§ **CHALLENGE**:
Continue the passage on Vatican II's declaration on religious freedom, picking up after its last sentence.

§ **SOURCE EXTRACT**:

Both of the above quotes make references to pivotal moments in God’s relationship with mankind: new and significant  religious knowledge spikes for the human family. The first was written by a belated Jesus’ follower, an accomplished Jewish theologian, who perceived in Jesus a new paradigm in the Creator’s continual offering of Itself to us; and the second recognized Vatican Council II as an religious event generating a similar paradigm leap as it declared man ready to seek God in an “I, Thou,” direct relationship, albeit guided by a religious body.

Dignitatis Humanae (On the Dignity of the Human Person) reiterates with renewed confidence a right long recognized by the Catholic Church. Despite the document’s lesser profile among the changes brought about the Council, the author, Dr. Anneliese Sinnott, Ph.D, by putting it in historical context establishes one more foundational teaching both of the legacy of Vatican II as well as of the Catholic Church. Dr. Sinnott’s article:

“One of the most important documents issued by the Second Vatican Council is the document on Religious Freedom, Dignitatis Humanae, although, unfortunately it is one of the least well known. The “Declaration on Religious Liberty” was quite contentious precisely because it represented a repudiation of centuries of Church practice and doctrine.(1) Its basic claim was that “The right of religious freedom comes from the dignity of the human person.”(2)

“The principal architect of the document was John Courtney Murray, S.J, (3)  an American Jesuit.  Murray had spent much of his theological effort in attempting to reconcile Catholic theology with the principles of democracy.  Prior to the Council, John Courtney Murray had privately submitted various religious liberty manuscripts to Rome, all of which were rejected.

“Dignitatis humanae, one of the final fruits of the council, provides a kind of “case study” of Vatican II’s break from the past. The document was as much or perhaps even more about the potential for doctrinal “development” as it was about religious liberty. Acceptance of the document opened the door to new possibilities in the expression of both doctrine and pastoral practice.

“John L. McKenzie reminds us that there is always a tension between freedom and authority which varies with the strength of either. If there were no tension, it would mean that one or the other had vanished to the detriment of the whole. This tension is healthy but it must be kept in balance. (4) It is the recognition of freedom that allows the tension between authority and freedom to remain healthy.

§ **DATA ENTRIES**:
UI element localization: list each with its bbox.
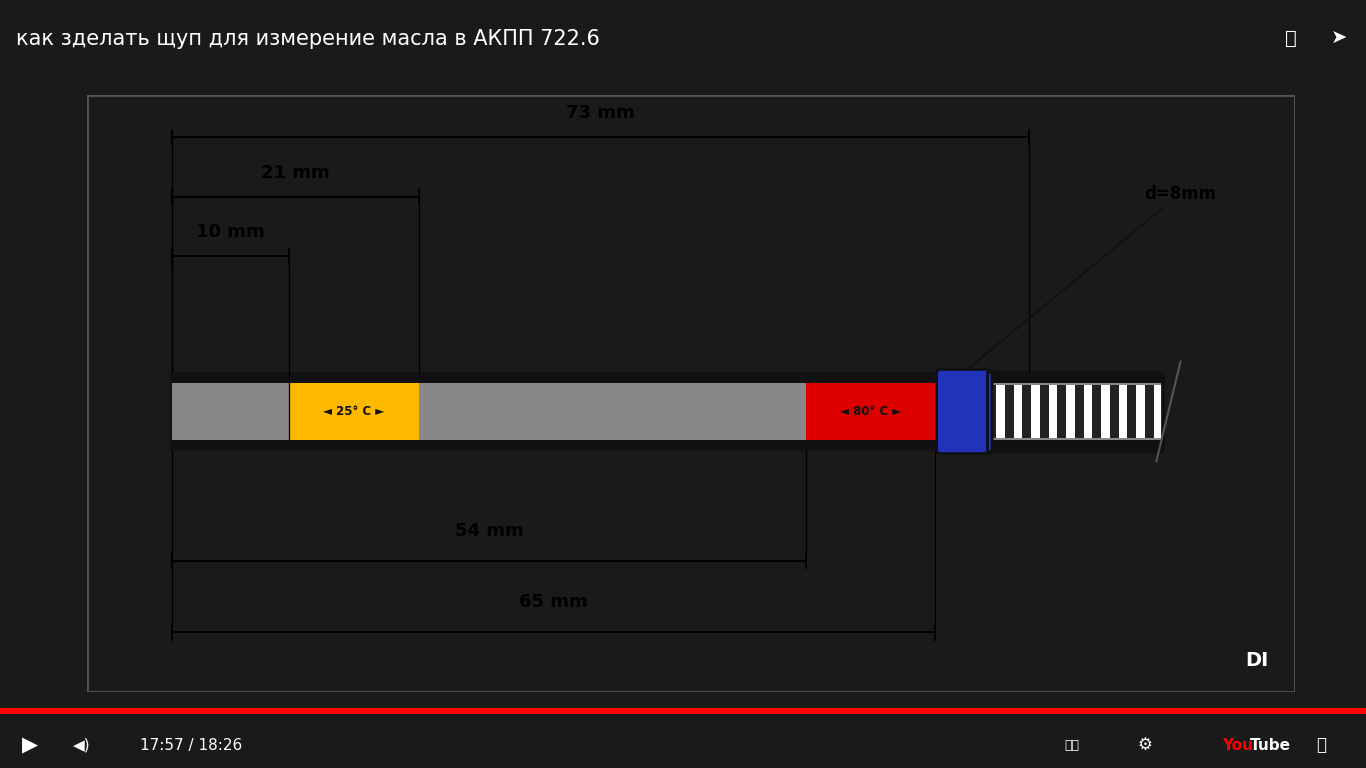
--
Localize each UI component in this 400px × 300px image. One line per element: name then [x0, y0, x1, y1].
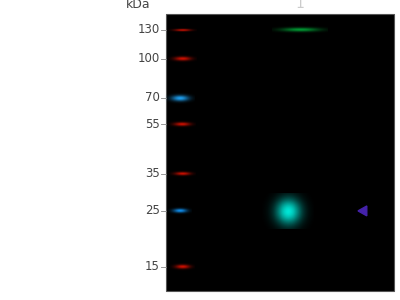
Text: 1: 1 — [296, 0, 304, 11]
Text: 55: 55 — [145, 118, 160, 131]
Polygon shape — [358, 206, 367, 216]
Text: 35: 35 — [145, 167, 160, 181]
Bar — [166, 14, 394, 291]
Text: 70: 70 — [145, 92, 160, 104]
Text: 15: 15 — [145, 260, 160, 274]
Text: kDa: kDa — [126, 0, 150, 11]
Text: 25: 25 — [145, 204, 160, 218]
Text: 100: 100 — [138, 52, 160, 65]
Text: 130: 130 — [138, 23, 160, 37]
...
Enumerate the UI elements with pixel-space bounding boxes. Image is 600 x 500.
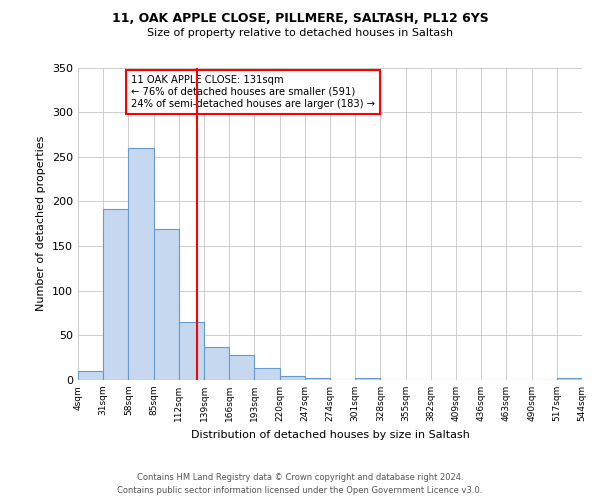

§ **ANSWER**:
“John Tracy Ellis remarks at the end of his article about the document,

“”Here, it seemed to me, was the voice of a Church that had finally been won to the principle of semper reformanda and admitting openly and honestly her past sins in the spirit of the Council’s initiator, Pope John XXIII.” (5)

“When the final vote was taken on September 21, the draft was voted in by 1,997 to an opposition of 224.

“Dignitatis humanae, given the history of the Roman Catholic Church, was radical. But, of all the “big questions” it raised, the inviolability of human conscience stands out most strongly. In the document, this claim is traced back in the document through Scripture and tradition.

“The impetus generated by the Council, and the emphasis on religious freedom shaped by the thought of John Courtney Murray, had tremendous effect on the American Catholic Church. The American Church has changed. It has grown. American Catholics are very different people than they were at the time of the Council. Some among us believe that religious freedom is the core and foundation of our lives as Roman Catholics and that the call to “develop our conscience” is a divine mandate, supported by the highest authority in our Church, Council documents. Others among us, however, would extend that “freedom” to all sectors of our lives except ‘religion’, but choose to be eclectic even in this. Perhaps our challenge at this time is to go back to those documents, and once again, reread and study them!”

(1) Stephen Schloesser. “Against Forgetting: Memory, History, Vatican II’. Theological Studies  67 Vol. 35, No. 6. 300.

(2) Schloesser, 288.

(3) Dom Alberic  Stacpoole,OSB, ed. Vatican II Revisited By Those Who Were There. Minneapolis: Winston Press, 1986,  p. 291.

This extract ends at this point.